- _Exercise objective_
Using the data below, gather each line that includes the word "LOSS".

━━ Stored records

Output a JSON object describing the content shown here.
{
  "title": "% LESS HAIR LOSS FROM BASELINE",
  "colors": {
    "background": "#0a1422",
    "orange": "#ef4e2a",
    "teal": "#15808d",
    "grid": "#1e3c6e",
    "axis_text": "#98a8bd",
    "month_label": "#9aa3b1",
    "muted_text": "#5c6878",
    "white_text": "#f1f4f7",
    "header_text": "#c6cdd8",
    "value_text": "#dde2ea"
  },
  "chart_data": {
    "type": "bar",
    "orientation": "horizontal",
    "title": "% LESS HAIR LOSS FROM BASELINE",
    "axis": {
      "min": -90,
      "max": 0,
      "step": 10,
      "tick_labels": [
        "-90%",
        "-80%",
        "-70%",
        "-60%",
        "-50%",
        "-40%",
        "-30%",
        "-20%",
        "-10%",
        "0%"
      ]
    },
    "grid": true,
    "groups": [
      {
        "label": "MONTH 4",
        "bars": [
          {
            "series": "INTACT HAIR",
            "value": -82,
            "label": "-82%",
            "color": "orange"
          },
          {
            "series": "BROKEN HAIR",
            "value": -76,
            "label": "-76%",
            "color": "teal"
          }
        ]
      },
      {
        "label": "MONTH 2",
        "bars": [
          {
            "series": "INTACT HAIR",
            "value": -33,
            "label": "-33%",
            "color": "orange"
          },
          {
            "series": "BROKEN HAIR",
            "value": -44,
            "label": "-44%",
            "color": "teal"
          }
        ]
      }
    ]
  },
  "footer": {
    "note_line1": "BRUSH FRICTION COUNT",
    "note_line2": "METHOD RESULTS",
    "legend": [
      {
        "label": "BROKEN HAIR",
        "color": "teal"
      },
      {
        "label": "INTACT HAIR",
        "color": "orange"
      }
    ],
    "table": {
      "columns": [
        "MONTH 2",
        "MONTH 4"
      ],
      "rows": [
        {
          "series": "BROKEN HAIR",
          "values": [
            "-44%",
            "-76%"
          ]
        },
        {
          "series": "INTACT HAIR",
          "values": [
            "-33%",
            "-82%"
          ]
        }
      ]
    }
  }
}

━━━━

- _Solution for this exercise_
  "title": "% LESS HAIR LOSS FROM BASELINE",
    "title": "% LESS HAIR LOSS FROM BASELINE",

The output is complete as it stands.